## Given problem
Copy the records from the line with "well-point[interactable] — [477, 326, 491, 340]" up to and including the line with "sample-point[interactable] — [632, 891, 638, 897]", swapping "drillhole" for "borehole" and leaving everything else unchanged.

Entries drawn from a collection

>> BEGIN

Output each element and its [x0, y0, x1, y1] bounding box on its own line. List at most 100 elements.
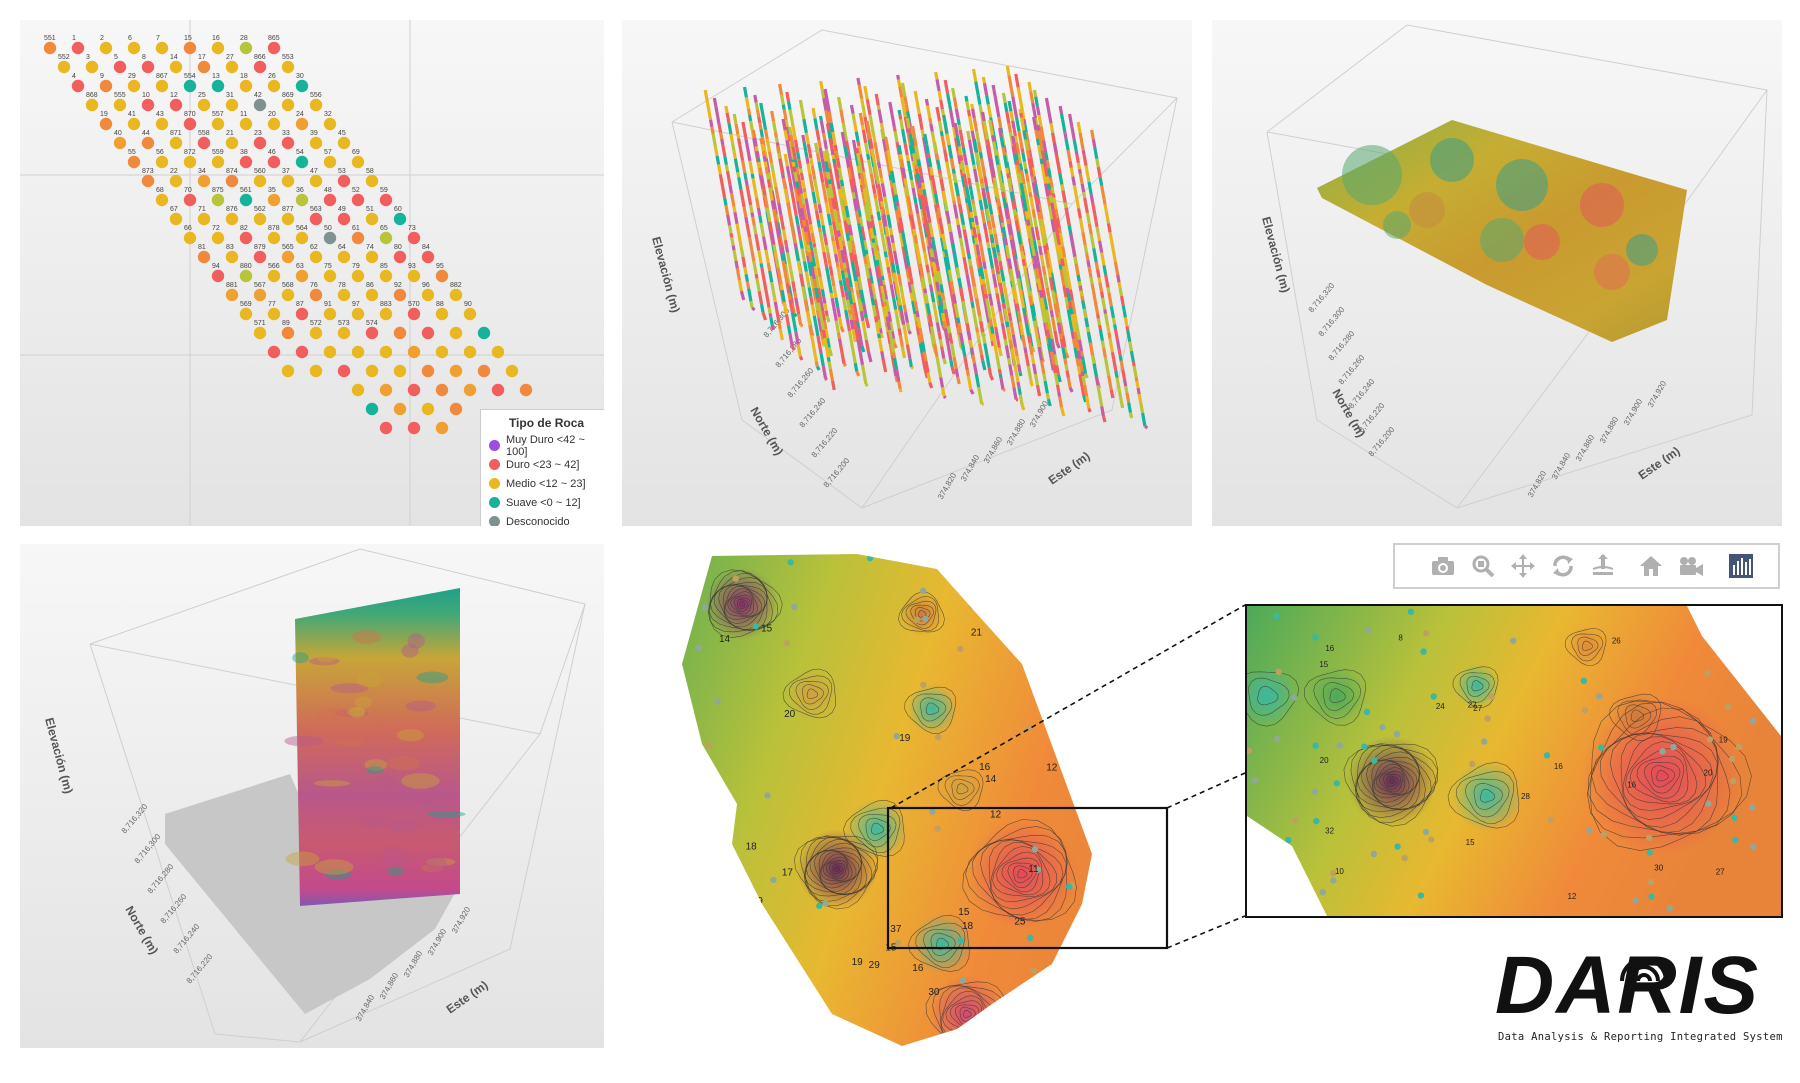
well-point[interactable] — [477, 326, 491, 340]
well-point[interactable] — [281, 288, 295, 302]
well-point[interactable] — [253, 250, 267, 264]
drillhole[interactable] — [880, 128, 929, 379]
well-point[interactable] — [295, 307, 309, 321]
well-point[interactable] — [253, 60, 267, 74]
sample-point[interactable] — [1488, 693, 1495, 700]
sample-point[interactable] — [1039, 1007, 1046, 1014]
drillhole[interactable] — [822, 150, 869, 388]
drillhole[interactable] — [932, 141, 984, 406]
well-point[interactable] — [267, 307, 281, 321]
well-point[interactable] — [421, 288, 435, 302]
sample-point[interactable] — [1706, 736, 1714, 743]
drillhole[interactable] — [935, 106, 987, 371]
drillhole[interactable] — [897, 144, 947, 399]
drillhole[interactable] — [1032, 89, 1089, 379]
well-point[interactable] — [365, 174, 379, 188]
well-point[interactable] — [155, 155, 169, 169]
drillhole[interactable] — [775, 145, 821, 371]
sample-point[interactable] — [957, 645, 964, 653]
sample-point[interactable] — [1645, 834, 1653, 842]
well-point[interactable] — [351, 307, 365, 321]
sample-point[interactable] — [957, 937, 964, 944]
sample-point[interactable] — [1776, 684, 1781, 691]
sample-point[interactable] — [929, 808, 936, 815]
sample-point[interactable] — [1666, 905, 1674, 912]
drillhole[interactable] — [970, 103, 1023, 377]
well-point[interactable] — [225, 288, 239, 302]
well-point[interactable] — [379, 307, 393, 321]
sample-point[interactable] — [752, 623, 759, 630]
sample-point[interactable] — [630, 791, 636, 797]
sample-point[interactable] — [822, 900, 829, 907]
well-point[interactable] — [323, 231, 337, 245]
well-point[interactable] — [267, 41, 281, 55]
drillhole[interactable] — [980, 111, 1034, 388]
sample-point[interactable] — [1363, 708, 1371, 716]
drillhole[interactable] — [759, 102, 804, 328]
well-point[interactable] — [99, 117, 113, 131]
sample-point[interactable] — [1092, 1006, 1098, 1012]
sample-point[interactable] — [1330, 877, 1337, 884]
well-point[interactable] — [393, 212, 407, 226]
sample-point[interactable] — [1275, 668, 1283, 676]
drillhole[interactable] — [905, 117, 956, 375]
sample-point[interactable] — [787, 559, 794, 566]
sample-point[interactable] — [632, 891, 638, 897]
sample-point[interactable] — [1003, 586, 1011, 594]
sample-point[interactable] — [1647, 878, 1655, 886]
sample-point[interactable] — [705, 742, 713, 749]
sample-point[interactable] — [1670, 743, 1677, 751]
sample-point[interactable] — [1732, 836, 1739, 843]
well-point[interactable] — [351, 155, 365, 169]
well-point[interactable] — [449, 402, 463, 416]
well-point[interactable] — [99, 41, 113, 55]
well-point[interactable] — [57, 60, 71, 74]
well-point[interactable] — [337, 250, 351, 264]
well-point[interactable] — [197, 60, 211, 74]
sample-point[interactable] — [1728, 755, 1736, 763]
sample-point[interactable] — [1596, 692, 1603, 700]
well-point[interactable] — [365, 250, 379, 264]
sample-point[interactable] — [623, 764, 629, 770]
drillhole[interactable] — [837, 96, 884, 339]
sample-point[interactable] — [1379, 724, 1386, 731]
zoom-icon[interactable] — [1469, 552, 1497, 580]
well-point[interactable] — [379, 231, 393, 245]
sample-point[interactable] — [1581, 706, 1589, 714]
well-point[interactable] — [519, 383, 533, 397]
well-point[interactable] — [281, 136, 295, 150]
sample-point[interactable] — [1407, 608, 1415, 615]
well-point[interactable] — [365, 212, 379, 226]
well-point[interactable] — [155, 79, 169, 93]
chart-icon[interactable] — [1727, 552, 1755, 580]
well-point[interactable] — [99, 79, 113, 93]
drillhole[interactable] — [1050, 132, 1107, 423]
well-point[interactable] — [491, 345, 505, 359]
well-point[interactable] — [379, 383, 393, 397]
well-point[interactable] — [309, 288, 323, 302]
well-point[interactable] — [295, 117, 309, 131]
drillhole[interactable] — [741, 121, 784, 341]
well-point[interactable] — [323, 307, 337, 321]
well-point[interactable] — [351, 231, 365, 245]
sample-point[interactable] — [1247, 747, 1253, 754]
sample-point[interactable] — [1109, 676, 1115, 682]
well-point[interactable] — [253, 174, 267, 188]
well-point[interactable] — [183, 79, 197, 93]
sample-point[interactable] — [1394, 843, 1401, 850]
well-point[interactable] — [169, 174, 183, 188]
well-point[interactable] — [295, 345, 309, 359]
sample-point[interactable] — [1420, 648, 1427, 655]
drillhole[interactable] — [1032, 116, 1088, 403]
sample-point[interactable] — [1313, 817, 1320, 825]
drillhole[interactable] — [897, 109, 947, 365]
drillhole[interactable] — [814, 142, 861, 377]
sample-point[interactable] — [1096, 672, 1102, 678]
well-point[interactable] — [421, 364, 435, 378]
drillhole[interactable] — [913, 90, 965, 352]
well-point[interactable] — [267, 193, 281, 207]
home-icon[interactable] — [1637, 552, 1665, 580]
well-point[interactable] — [393, 364, 407, 378]
well-point[interactable] — [295, 79, 309, 93]
well-point[interactable] — [309, 250, 323, 264]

>> END

## Result for this task
well-point[interactable] — [477, 326, 491, 340]
well-point[interactable] — [281, 288, 295, 302]
well-point[interactable] — [253, 250, 267, 264]
borehole[interactable] — [880, 128, 929, 379]
well-point[interactable] — [295, 307, 309, 321]
well-point[interactable] — [253, 60, 267, 74]
sample-point[interactable] — [1488, 693, 1495, 700]
sample-point[interactable] — [1039, 1007, 1046, 1014]
borehole[interactable] — [822, 150, 869, 388]
borehole[interactable] — [932, 141, 984, 406]
well-point[interactable] — [267, 307, 281, 321]
well-point[interactable] — [421, 288, 435, 302]
sample-point[interactable] — [1706, 736, 1714, 743]
borehole[interactable] — [935, 106, 987, 371]
borehole[interactable] — [897, 144, 947, 399]
borehole[interactable] — [1032, 89, 1089, 379]
well-point[interactable] — [365, 174, 379, 188]
well-point[interactable] — [155, 155, 169, 169]
borehole[interactable] — [775, 145, 821, 371]
sample-point[interactable] — [957, 645, 964, 653]
sample-point[interactable] — [1645, 834, 1653, 842]
well-point[interactable] — [351, 307, 365, 321]
sample-point[interactable] — [957, 937, 964, 944]
sample-point[interactable] — [1776, 684, 1781, 691]
sample-point[interactable] — [929, 808, 936, 815]
sample-point[interactable] — [1666, 905, 1674, 912]
borehole[interactable] — [970, 103, 1023, 377]
well-point[interactable] — [225, 288, 239, 302]
well-point[interactable] — [379, 307, 393, 321]
sample-point[interactable] — [752, 623, 759, 630]
sample-point[interactable] — [630, 791, 636, 797]
sample-point[interactable] — [822, 900, 829, 907]
well-point[interactable] — [323, 231, 337, 245]
well-point[interactable] — [267, 41, 281, 55]
borehole[interactable] — [980, 111, 1034, 388]
sample-point[interactable] — [1363, 708, 1371, 716]
borehole[interactable] — [759, 102, 804, 328]
well-point[interactable] — [99, 117, 113, 131]
sample-point[interactable] — [1092, 1006, 1098, 1012]
sample-point[interactable] — [1330, 877, 1337, 884]
well-point[interactable] — [393, 212, 407, 226]
sample-point[interactable] — [1275, 668, 1283, 676]
borehole[interactable] — [905, 117, 956, 375]
sample-point[interactable] — [787, 559, 794, 566]
sample-point[interactable] — [632, 891, 638, 897]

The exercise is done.